**DAFTAR TUGAS:**
(a) Ringkaslah cuplikan teks tentang artikel opini Megawati dalam dua kalimat.
(b) Menurut cuplikan teks, apa judul artikel opini Megawati yang dimuat di Kompas?

**CUPLIKAN TEKS:**

►

Artikel ini ditulis oleh Ubedilah Badrun, sosiolog Universitas Negeri Jakarta (UNJ).
Penantian publik terhadap pandangan dan sikap politik Megawati Soekarnoputri soal sengketa Pemilu 2024, akhirnya terbaca melalui artikel opininya di media Kompas pada Senin, 8 April 2024.
Artikel opini Megawati itu berjudul “Kenegarawanan Hakim Mahkamah Konstitusi”.
Artikel itu mendorong publik semacam mengajukan pertanyaan, bagaimana kita membaca atau setidaknya menangkap tanda bermakna dari artikel opini Megawati tersebut?
Penulis mencoba untuk membaca dan menangkap pesan substantif Megawati tersebut dengan meminjam metode Critical Discourse Analysis (CDA) dari Van Dijk yang terungkap dalam karya-karyanya seperti Social Cognition and Discourse (1990), Discourse, Power, and Access (1996), Discourse Studies: A Multidisciplinary Introduction (1997), dan Discourse, Interaction and Cognition (2006).

◄

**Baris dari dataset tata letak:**
►

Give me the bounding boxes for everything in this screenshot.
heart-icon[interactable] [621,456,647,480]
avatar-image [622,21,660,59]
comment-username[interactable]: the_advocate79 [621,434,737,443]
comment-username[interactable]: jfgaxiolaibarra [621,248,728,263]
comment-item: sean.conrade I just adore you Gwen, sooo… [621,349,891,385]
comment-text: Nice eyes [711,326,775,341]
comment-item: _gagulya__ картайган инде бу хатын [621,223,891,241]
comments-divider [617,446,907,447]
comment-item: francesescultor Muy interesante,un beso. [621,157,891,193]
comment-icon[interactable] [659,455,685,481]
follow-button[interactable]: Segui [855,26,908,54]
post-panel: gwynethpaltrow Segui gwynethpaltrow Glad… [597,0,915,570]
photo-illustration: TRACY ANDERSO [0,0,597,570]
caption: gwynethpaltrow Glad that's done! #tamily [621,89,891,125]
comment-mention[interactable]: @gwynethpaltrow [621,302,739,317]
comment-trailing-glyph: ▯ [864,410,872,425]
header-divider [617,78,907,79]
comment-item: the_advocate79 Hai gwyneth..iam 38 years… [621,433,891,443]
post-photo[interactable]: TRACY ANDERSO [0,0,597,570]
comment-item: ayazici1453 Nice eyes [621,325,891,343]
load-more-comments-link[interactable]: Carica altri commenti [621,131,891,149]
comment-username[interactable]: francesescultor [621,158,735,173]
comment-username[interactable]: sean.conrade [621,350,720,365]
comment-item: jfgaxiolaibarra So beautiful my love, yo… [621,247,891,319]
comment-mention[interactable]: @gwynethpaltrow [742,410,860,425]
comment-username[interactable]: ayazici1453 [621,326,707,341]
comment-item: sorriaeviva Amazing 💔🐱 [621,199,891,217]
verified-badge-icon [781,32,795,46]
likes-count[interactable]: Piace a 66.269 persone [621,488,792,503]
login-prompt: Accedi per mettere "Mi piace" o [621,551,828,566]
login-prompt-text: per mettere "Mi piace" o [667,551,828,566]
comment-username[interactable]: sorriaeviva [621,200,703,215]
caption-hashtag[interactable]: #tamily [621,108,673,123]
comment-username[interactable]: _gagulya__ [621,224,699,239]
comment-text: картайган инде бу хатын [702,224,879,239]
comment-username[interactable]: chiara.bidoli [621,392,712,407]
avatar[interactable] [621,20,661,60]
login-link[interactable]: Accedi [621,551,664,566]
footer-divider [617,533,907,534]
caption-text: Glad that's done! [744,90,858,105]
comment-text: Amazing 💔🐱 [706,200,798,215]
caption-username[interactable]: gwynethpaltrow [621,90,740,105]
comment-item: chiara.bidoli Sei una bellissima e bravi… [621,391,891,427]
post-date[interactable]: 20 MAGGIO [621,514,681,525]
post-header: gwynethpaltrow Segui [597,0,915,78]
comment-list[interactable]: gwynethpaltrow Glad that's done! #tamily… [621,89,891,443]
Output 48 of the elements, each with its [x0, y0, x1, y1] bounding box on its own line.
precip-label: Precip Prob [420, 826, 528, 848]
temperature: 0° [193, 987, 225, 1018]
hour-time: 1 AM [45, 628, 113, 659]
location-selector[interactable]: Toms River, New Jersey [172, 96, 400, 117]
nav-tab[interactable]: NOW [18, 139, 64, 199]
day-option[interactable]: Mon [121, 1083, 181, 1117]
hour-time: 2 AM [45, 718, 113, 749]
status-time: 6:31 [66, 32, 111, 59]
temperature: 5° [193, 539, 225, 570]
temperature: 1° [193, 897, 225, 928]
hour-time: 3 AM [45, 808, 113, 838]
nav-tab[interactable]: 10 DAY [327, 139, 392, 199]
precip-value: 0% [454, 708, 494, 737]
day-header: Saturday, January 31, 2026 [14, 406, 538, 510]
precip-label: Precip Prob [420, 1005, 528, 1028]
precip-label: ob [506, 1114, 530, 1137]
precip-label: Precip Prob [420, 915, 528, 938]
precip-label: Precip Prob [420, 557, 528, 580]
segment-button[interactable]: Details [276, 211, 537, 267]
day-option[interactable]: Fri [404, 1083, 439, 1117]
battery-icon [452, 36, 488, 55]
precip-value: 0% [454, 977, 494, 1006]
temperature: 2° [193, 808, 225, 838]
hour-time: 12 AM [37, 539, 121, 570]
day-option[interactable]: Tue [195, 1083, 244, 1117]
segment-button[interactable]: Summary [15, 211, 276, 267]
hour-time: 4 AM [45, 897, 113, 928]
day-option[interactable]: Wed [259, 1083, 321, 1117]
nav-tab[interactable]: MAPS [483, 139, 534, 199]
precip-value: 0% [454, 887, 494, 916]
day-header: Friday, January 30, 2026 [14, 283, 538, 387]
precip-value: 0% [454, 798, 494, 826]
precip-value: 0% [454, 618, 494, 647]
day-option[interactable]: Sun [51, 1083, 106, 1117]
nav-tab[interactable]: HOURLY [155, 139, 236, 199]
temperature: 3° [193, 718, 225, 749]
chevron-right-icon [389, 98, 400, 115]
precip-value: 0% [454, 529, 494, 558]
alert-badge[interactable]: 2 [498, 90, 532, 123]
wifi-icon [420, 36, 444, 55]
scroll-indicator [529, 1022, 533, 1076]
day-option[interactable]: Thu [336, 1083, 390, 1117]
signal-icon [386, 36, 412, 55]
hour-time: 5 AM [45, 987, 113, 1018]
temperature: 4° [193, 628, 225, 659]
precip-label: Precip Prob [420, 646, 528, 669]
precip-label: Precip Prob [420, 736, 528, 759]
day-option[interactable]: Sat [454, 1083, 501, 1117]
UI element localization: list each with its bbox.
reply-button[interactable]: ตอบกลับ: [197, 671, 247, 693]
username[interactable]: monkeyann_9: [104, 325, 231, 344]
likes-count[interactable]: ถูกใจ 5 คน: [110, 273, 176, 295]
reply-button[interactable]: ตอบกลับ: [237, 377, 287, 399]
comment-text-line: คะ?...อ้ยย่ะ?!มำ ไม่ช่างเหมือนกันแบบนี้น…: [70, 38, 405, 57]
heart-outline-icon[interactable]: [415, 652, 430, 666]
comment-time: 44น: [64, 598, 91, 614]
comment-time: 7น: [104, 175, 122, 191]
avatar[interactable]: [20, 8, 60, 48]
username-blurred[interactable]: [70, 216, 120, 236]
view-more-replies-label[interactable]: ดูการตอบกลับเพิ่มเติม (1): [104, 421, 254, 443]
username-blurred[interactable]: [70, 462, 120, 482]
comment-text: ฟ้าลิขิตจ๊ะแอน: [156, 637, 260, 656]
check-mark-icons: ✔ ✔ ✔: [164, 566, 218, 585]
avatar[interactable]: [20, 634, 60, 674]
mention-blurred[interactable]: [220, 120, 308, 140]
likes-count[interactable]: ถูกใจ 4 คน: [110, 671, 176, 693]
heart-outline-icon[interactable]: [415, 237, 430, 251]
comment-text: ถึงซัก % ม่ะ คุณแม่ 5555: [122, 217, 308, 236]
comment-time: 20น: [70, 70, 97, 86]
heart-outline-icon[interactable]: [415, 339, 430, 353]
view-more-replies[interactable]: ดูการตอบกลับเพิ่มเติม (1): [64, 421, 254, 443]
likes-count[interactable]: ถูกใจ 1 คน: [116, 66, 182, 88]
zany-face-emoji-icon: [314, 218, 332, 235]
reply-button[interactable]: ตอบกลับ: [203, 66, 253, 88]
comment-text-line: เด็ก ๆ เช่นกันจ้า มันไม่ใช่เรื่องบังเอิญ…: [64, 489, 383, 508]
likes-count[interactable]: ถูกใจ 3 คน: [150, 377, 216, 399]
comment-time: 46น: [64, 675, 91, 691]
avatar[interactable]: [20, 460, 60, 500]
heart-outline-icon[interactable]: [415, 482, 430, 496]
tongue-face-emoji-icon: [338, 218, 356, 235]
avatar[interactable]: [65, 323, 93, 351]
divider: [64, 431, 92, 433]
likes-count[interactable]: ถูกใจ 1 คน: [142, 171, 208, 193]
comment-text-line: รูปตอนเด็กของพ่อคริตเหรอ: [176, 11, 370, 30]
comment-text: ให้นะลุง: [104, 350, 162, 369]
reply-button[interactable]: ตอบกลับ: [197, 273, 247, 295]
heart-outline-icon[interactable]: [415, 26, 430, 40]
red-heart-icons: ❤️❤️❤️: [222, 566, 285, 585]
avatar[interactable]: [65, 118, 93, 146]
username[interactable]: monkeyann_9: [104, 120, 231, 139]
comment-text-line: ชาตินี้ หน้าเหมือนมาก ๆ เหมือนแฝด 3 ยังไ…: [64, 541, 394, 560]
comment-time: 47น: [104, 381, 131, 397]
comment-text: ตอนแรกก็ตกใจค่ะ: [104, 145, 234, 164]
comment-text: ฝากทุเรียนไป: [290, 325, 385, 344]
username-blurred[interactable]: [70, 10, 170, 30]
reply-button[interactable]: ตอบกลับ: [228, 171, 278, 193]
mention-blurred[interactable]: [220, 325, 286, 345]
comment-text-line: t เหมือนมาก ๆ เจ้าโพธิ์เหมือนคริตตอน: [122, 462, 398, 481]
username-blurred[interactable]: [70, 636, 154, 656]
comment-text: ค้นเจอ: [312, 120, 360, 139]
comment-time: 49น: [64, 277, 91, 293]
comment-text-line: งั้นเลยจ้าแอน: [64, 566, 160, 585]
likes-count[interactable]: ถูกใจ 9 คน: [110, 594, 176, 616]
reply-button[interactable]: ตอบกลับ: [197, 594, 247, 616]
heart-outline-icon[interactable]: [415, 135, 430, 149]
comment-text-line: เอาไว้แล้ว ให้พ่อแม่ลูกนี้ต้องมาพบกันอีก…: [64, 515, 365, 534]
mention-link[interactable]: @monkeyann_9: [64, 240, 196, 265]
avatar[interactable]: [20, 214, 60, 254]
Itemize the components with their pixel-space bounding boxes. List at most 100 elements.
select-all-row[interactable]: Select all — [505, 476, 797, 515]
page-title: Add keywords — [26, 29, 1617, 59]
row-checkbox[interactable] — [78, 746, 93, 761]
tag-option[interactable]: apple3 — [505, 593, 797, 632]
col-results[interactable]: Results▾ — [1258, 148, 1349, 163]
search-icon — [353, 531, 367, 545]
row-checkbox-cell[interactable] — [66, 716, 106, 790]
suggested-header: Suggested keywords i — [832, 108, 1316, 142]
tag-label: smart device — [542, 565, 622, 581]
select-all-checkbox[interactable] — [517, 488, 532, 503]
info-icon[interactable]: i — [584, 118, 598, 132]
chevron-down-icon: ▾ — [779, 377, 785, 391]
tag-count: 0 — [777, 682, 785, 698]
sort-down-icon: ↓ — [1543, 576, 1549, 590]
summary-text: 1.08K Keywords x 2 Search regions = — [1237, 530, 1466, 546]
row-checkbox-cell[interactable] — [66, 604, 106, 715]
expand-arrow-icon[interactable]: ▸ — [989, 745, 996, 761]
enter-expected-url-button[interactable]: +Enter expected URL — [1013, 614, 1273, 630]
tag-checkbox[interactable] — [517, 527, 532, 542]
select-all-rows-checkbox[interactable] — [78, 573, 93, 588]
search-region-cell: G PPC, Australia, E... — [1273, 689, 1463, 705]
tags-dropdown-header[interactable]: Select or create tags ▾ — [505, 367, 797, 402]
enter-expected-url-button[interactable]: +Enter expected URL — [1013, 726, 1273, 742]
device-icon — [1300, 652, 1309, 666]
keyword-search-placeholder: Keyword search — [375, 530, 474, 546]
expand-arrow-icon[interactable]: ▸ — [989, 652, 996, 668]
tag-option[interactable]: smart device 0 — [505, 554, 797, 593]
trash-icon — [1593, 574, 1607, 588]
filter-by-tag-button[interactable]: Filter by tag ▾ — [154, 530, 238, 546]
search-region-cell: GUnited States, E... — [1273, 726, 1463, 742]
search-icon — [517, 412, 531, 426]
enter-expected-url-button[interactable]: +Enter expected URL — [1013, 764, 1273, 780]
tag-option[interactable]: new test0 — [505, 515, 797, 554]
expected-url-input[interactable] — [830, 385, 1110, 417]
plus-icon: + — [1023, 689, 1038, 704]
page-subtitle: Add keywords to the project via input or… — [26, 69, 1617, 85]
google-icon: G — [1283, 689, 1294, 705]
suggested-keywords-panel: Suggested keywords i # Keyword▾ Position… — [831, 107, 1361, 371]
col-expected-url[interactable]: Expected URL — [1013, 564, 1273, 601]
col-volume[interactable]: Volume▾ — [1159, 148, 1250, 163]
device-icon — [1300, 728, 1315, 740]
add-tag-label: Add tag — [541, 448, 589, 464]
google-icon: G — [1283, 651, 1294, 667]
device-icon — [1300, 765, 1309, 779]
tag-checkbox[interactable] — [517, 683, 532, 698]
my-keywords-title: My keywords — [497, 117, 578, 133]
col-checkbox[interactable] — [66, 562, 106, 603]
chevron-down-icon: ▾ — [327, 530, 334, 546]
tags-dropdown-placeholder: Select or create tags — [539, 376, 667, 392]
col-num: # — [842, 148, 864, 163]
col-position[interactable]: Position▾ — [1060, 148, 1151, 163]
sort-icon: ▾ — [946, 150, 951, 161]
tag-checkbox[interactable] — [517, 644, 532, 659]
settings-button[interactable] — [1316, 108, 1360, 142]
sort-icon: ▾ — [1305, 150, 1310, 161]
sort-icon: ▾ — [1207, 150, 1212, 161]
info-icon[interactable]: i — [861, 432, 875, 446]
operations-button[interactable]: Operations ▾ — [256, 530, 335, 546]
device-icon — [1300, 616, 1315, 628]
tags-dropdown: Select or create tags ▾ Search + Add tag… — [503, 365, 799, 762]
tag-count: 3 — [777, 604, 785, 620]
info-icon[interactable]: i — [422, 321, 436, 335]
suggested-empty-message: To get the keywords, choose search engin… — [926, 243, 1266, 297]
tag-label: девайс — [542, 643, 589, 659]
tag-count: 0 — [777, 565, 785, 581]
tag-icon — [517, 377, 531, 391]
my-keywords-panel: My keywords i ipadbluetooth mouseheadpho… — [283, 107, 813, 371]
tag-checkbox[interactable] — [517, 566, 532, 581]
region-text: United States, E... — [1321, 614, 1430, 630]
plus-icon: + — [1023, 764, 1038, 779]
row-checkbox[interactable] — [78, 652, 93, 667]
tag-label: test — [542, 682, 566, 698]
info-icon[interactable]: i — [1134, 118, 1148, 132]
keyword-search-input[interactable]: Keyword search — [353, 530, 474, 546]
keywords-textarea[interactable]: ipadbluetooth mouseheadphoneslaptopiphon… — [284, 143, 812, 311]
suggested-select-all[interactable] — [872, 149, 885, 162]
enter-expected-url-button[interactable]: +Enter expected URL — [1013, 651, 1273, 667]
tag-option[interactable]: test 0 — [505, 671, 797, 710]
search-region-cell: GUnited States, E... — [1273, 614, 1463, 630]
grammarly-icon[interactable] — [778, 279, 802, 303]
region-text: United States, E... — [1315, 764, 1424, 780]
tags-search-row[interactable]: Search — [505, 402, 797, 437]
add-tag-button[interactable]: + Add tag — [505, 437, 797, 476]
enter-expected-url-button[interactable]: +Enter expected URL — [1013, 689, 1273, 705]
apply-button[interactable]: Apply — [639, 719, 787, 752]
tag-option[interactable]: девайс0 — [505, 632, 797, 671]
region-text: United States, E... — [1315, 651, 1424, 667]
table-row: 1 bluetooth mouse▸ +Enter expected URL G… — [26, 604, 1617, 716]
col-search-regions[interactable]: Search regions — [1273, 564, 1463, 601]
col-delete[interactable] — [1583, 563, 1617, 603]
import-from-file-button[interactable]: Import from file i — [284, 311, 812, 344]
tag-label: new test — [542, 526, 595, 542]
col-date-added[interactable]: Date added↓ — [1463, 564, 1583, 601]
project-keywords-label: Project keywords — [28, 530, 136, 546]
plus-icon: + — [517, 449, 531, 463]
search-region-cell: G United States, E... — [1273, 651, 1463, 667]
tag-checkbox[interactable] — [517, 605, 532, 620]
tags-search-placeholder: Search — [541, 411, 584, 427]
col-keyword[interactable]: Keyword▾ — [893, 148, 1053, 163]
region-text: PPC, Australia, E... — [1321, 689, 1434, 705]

◄

**JAWABAN YANG DIBERIKAN:**
(a) Pandangan politik Megawati Soekarnoputri soal sengketa Pemilu 2024 akhirnya terbaca melalui artikel opininya berjudul “Kenegarawanan Hakim Mahkamah Konstitusi” yang terbit di Kompas pada Senin, 8 April 2024. Ubedilah Badrun, sosiolog UNJ yang menulis artikel ini, mencoba menangkap pesan substantif Megawati dengan meminjam metode Critical Discourse Analysis (CDA) dari Van Dijk.

(b) “Kenegarawanan Hakim Mahkamah Konstitusi”